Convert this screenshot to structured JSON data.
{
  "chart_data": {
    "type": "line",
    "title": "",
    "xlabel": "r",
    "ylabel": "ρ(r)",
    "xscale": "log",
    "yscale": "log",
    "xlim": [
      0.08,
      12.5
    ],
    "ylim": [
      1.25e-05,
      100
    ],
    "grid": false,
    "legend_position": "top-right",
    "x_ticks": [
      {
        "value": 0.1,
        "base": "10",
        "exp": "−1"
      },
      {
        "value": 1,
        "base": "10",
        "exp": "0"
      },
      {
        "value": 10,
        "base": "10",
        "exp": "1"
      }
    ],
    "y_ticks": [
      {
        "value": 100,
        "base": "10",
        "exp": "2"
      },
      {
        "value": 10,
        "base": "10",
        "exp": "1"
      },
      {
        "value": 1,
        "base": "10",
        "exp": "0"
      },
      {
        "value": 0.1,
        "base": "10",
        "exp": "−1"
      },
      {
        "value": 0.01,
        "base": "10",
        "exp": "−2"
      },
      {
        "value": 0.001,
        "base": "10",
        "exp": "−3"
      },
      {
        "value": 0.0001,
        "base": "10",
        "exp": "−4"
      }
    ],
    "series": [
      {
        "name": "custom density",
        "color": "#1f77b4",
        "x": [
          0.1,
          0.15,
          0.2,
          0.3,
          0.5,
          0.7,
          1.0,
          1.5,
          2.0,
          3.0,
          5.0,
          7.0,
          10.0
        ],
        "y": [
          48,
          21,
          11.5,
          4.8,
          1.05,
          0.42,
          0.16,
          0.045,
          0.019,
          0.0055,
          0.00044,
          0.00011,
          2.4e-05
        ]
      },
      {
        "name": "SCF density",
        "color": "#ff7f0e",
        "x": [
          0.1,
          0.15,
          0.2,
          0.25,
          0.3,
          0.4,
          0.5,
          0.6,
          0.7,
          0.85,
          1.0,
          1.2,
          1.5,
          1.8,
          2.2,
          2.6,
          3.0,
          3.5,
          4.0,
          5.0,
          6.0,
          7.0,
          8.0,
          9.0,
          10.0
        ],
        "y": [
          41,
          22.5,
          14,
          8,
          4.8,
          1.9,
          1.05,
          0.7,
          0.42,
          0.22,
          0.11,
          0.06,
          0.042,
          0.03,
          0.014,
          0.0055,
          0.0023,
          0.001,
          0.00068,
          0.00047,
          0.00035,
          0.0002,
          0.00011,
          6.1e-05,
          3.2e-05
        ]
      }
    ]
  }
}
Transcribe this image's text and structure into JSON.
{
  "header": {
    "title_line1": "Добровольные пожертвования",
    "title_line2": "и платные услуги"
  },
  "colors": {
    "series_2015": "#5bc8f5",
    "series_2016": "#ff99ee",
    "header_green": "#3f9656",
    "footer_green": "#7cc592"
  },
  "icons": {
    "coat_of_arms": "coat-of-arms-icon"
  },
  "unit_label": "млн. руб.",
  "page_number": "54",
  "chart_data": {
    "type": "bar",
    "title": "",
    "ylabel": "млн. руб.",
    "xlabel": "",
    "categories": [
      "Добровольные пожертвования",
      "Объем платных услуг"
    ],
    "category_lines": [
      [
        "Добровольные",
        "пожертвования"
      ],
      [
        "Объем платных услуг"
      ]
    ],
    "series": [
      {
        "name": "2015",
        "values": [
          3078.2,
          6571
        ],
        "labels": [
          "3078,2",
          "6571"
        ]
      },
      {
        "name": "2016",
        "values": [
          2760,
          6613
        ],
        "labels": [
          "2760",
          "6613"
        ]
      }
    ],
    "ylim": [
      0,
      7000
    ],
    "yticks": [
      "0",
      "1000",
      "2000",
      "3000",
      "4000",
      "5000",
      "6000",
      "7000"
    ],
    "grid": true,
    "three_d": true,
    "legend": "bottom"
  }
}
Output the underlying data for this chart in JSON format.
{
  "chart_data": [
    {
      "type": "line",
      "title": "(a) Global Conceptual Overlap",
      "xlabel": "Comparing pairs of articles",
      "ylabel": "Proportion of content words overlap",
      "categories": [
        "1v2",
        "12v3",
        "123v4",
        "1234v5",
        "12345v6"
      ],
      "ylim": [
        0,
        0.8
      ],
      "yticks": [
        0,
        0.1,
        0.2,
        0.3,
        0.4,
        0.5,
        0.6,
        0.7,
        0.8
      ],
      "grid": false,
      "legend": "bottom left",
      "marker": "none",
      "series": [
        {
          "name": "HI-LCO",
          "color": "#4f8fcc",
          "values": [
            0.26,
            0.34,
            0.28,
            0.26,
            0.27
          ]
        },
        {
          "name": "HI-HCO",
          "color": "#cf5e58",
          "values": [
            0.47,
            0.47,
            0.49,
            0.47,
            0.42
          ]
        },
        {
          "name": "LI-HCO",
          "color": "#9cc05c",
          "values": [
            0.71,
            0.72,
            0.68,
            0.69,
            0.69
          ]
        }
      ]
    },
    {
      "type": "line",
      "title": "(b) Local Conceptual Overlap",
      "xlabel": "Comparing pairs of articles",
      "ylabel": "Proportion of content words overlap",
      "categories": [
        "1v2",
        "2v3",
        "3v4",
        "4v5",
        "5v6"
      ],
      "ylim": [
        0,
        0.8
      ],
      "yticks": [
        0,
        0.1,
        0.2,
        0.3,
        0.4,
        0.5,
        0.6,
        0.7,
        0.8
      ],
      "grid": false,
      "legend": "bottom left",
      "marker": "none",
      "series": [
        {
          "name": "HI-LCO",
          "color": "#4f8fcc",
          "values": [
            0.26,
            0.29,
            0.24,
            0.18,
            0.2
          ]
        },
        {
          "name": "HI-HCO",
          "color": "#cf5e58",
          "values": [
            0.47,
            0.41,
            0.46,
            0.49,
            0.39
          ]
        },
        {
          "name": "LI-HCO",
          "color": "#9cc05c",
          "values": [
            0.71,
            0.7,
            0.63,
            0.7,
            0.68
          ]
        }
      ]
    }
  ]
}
= = =
Of the lines above, how many include the word "Объем"? Reply with the number alone.

2